# YOUR TASK:
Check every line of the data below for the string "стены", and copy the ones that hold it.

# EXERCISE DATA:

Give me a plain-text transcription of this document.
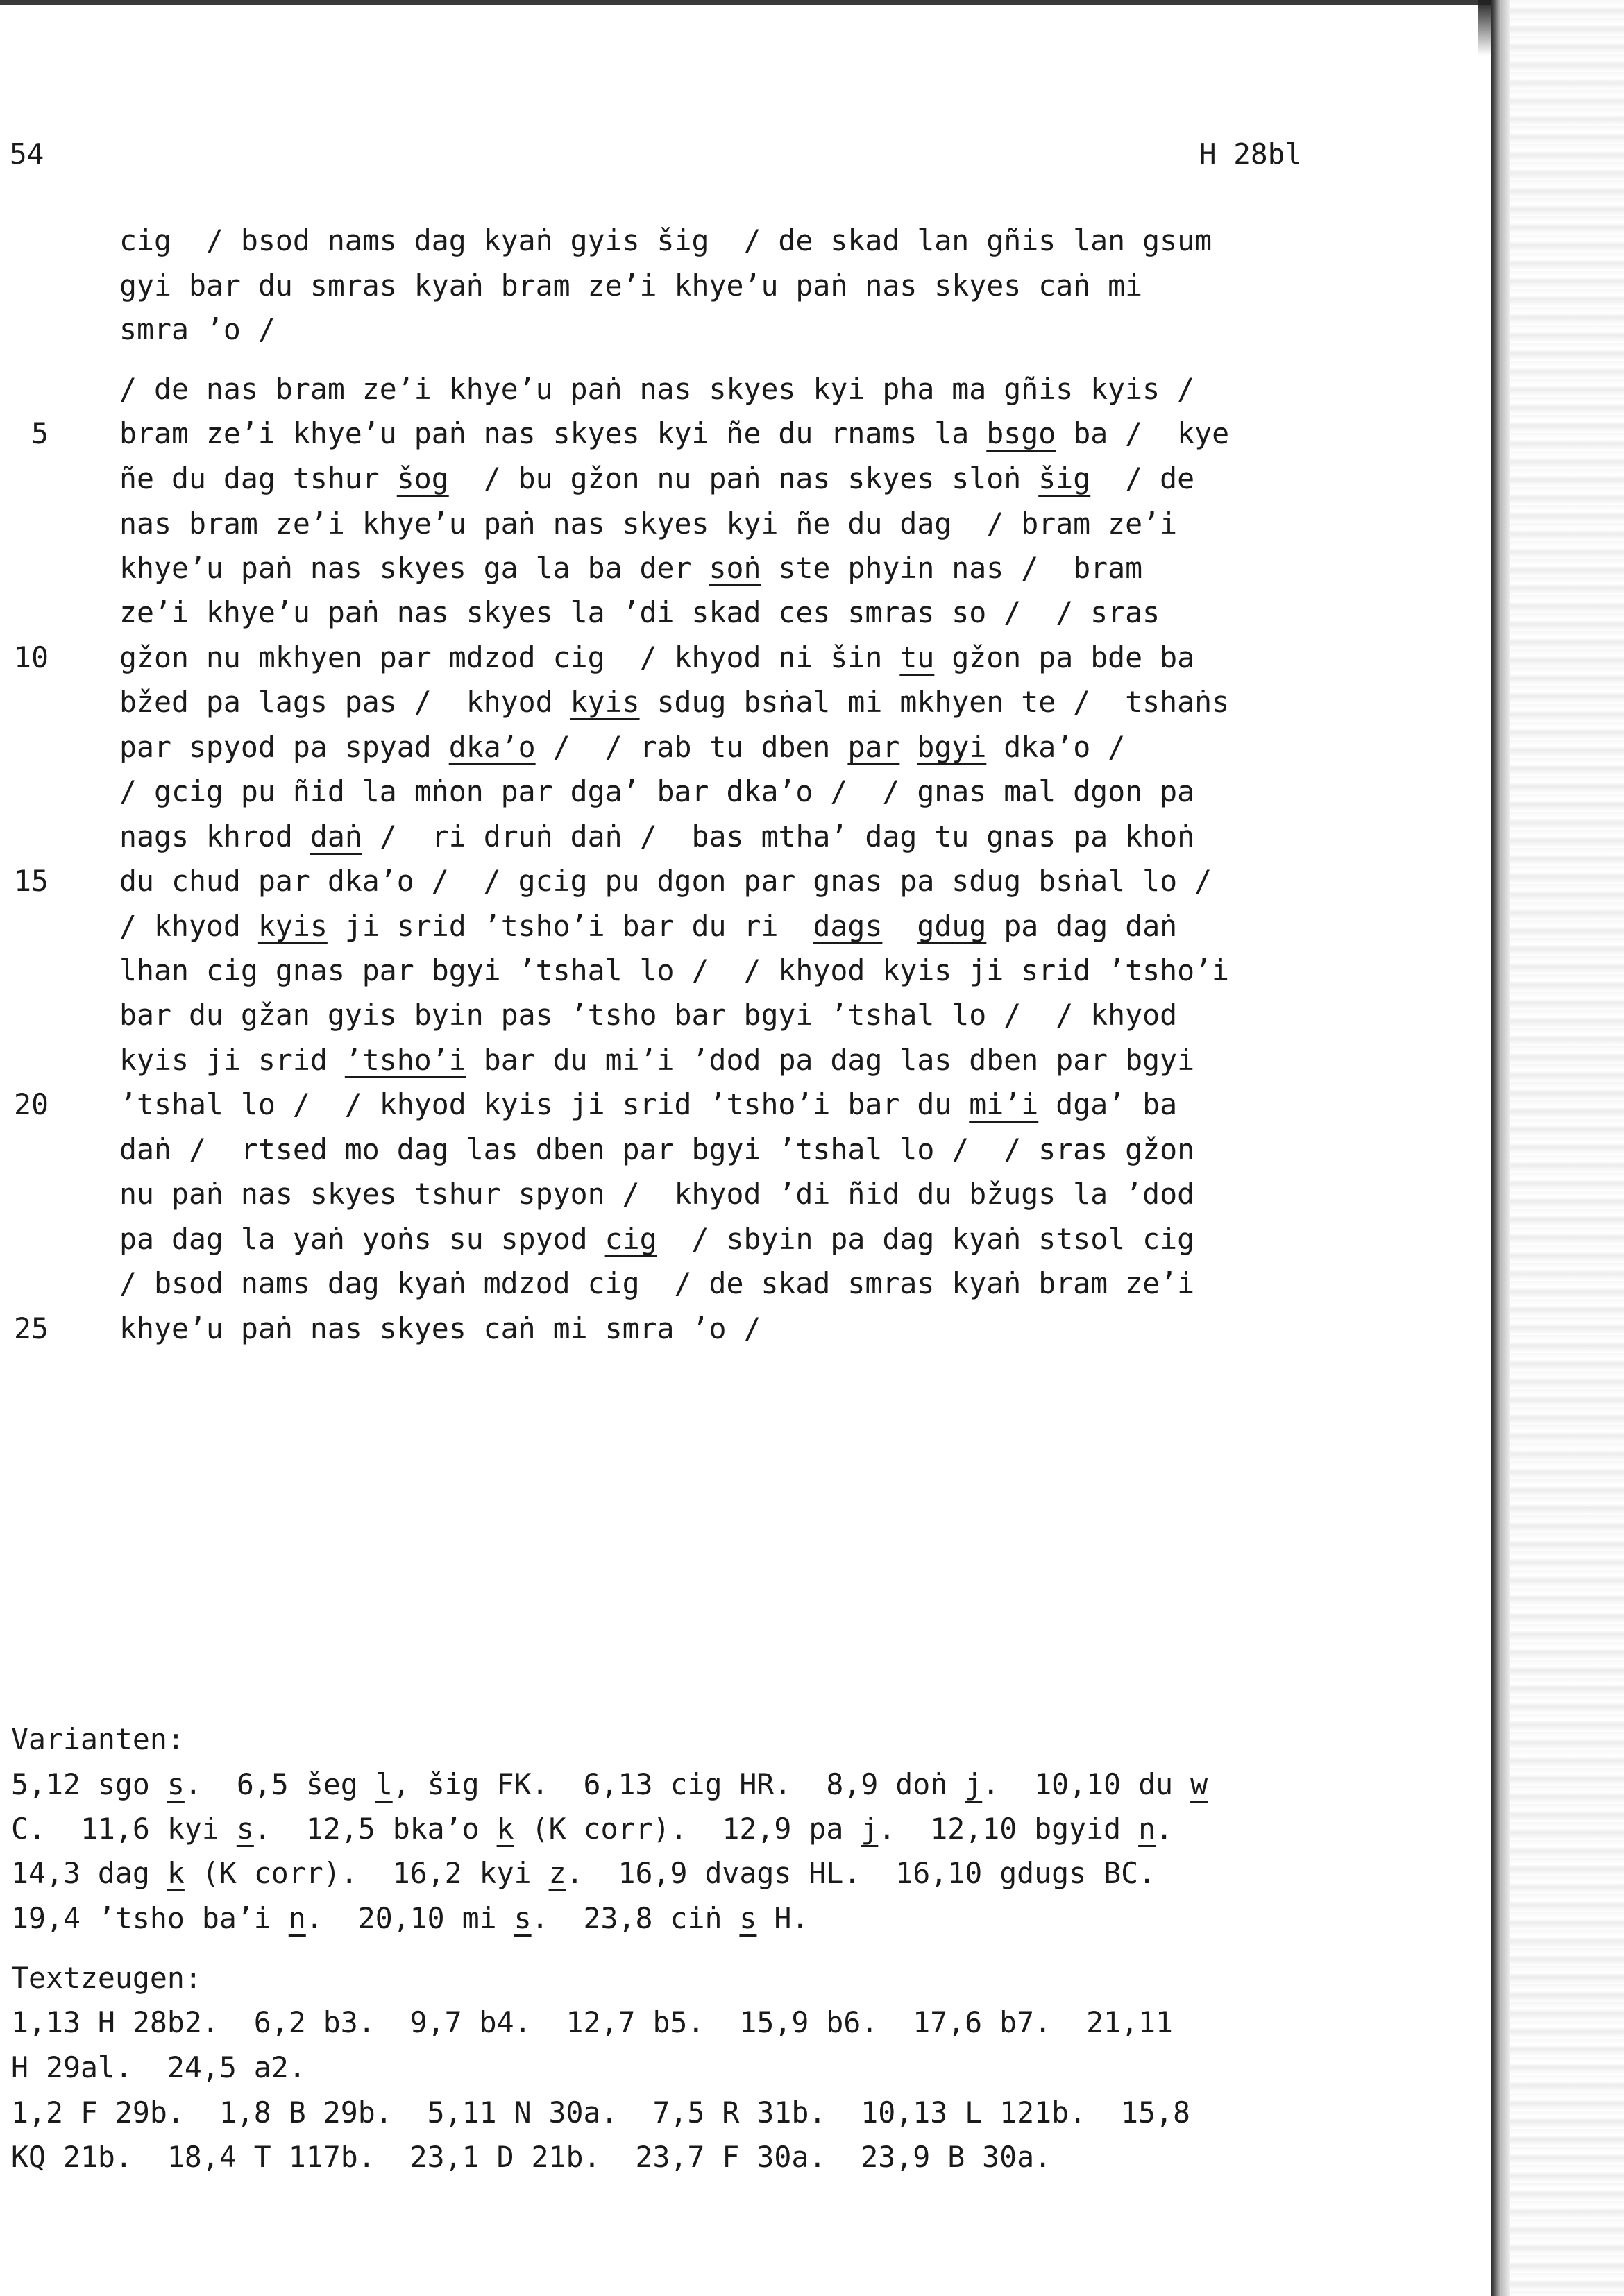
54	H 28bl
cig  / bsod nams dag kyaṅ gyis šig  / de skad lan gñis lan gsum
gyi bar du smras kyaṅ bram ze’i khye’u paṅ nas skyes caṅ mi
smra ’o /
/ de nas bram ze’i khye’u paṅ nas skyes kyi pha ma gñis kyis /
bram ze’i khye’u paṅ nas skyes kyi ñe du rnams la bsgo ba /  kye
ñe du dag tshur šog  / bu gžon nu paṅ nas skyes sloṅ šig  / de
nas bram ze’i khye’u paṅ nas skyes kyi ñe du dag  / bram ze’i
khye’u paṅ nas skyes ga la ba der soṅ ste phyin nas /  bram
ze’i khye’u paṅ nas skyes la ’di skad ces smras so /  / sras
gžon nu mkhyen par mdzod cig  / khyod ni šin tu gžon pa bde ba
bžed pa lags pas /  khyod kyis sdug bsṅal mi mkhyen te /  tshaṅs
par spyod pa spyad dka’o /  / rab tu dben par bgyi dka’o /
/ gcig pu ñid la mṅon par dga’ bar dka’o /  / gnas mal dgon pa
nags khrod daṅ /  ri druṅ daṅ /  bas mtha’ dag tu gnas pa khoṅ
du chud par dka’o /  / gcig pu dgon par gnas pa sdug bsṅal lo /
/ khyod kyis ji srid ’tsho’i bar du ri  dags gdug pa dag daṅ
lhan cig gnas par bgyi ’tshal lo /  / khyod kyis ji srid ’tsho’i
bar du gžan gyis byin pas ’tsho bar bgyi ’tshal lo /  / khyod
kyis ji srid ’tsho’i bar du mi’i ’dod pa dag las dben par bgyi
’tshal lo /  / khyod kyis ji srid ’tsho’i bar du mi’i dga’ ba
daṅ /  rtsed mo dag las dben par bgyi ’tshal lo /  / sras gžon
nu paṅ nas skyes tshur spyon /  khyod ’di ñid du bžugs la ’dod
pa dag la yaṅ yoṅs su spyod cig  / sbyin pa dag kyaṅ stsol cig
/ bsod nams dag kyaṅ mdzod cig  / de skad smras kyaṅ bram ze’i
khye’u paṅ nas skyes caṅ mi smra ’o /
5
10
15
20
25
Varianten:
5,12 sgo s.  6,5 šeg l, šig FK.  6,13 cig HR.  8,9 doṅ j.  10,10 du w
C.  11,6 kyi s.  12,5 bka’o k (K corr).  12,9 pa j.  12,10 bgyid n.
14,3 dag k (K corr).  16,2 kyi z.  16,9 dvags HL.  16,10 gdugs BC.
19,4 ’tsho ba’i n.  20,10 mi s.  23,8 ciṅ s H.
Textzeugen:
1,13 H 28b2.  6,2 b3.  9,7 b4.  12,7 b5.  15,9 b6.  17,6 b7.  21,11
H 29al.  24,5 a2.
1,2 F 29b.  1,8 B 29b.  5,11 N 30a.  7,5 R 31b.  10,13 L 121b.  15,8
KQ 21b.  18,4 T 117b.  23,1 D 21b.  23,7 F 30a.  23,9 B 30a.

* * *

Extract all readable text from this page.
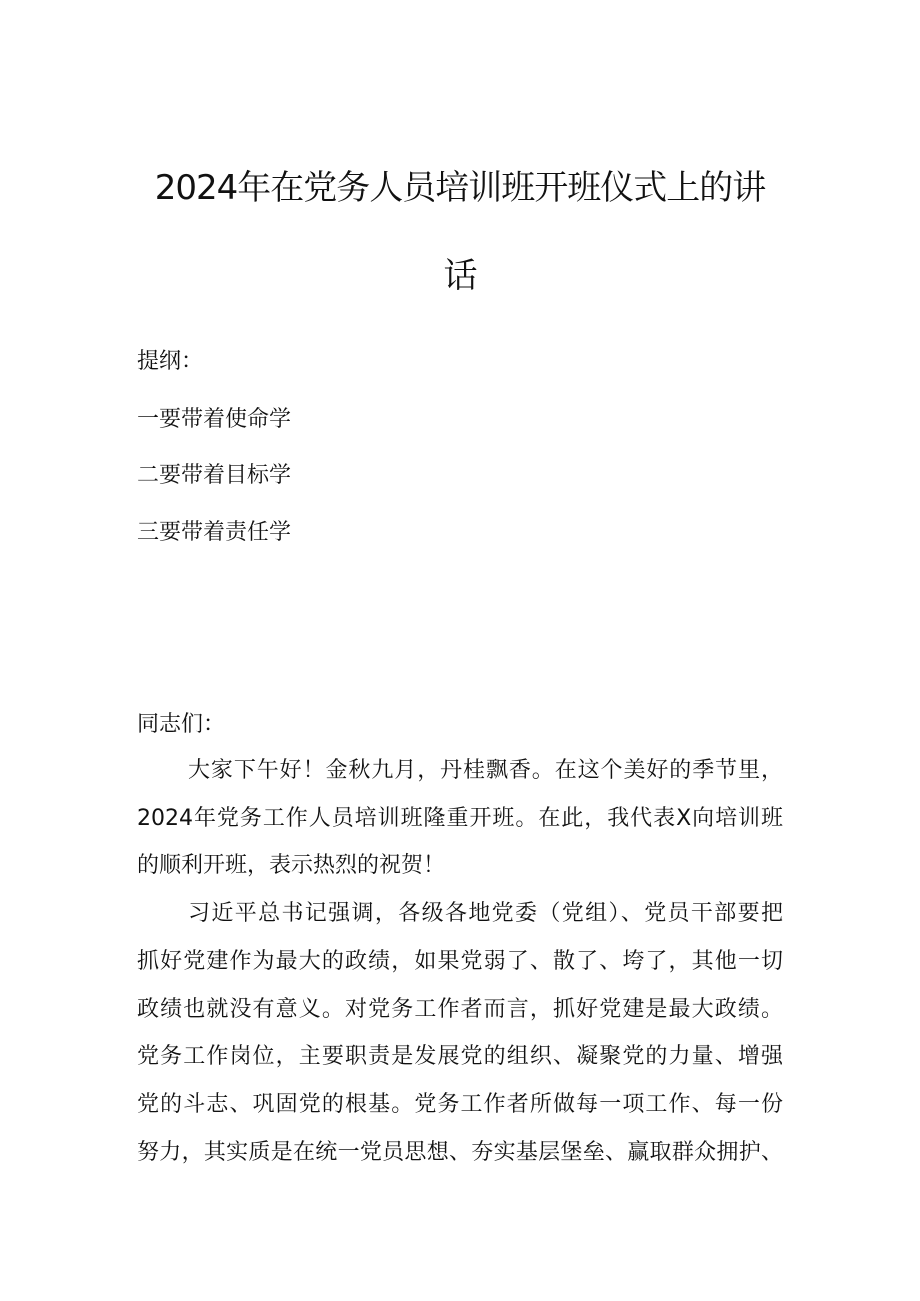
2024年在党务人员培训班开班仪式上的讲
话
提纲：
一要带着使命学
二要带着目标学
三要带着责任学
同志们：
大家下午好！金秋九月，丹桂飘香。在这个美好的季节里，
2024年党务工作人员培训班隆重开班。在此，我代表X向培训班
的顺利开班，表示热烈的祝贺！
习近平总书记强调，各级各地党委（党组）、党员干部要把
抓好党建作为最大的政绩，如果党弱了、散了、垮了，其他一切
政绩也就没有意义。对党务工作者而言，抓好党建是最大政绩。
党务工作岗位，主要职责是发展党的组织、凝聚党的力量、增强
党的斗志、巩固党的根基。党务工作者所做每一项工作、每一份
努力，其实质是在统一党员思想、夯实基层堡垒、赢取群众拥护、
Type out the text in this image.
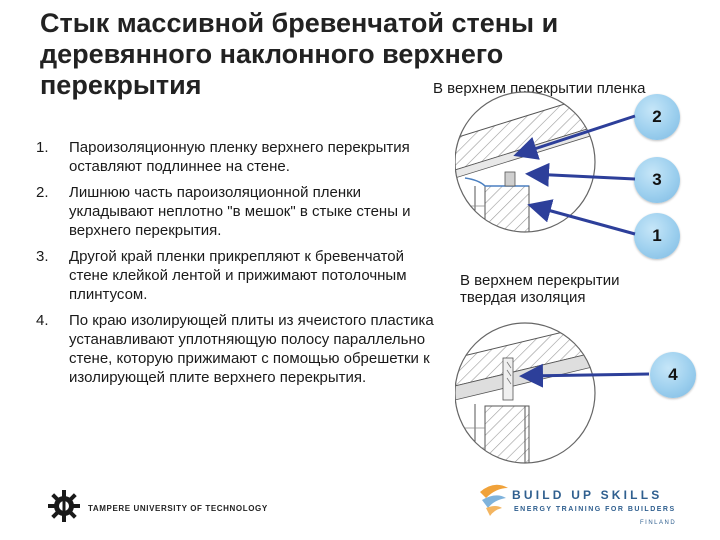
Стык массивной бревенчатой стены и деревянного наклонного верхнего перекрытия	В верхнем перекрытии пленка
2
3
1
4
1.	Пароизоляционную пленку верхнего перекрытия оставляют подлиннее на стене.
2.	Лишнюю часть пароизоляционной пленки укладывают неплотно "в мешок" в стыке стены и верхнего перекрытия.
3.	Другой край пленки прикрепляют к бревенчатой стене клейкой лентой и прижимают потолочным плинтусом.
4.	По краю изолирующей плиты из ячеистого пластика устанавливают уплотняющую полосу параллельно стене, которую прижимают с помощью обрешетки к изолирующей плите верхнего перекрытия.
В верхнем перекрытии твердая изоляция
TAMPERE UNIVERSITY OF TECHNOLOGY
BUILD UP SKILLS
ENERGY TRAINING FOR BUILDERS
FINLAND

# RIGHT ANSWER:
Стык массивной бревенчатой стены и деревянного наклонного верхнего перекрытия	В верхнем перекрытии пленка
2.	Лишнюю часть пароизоляционной пленки укладывают неплотно "в мешок" в стыке стены и верхнего перекрытия.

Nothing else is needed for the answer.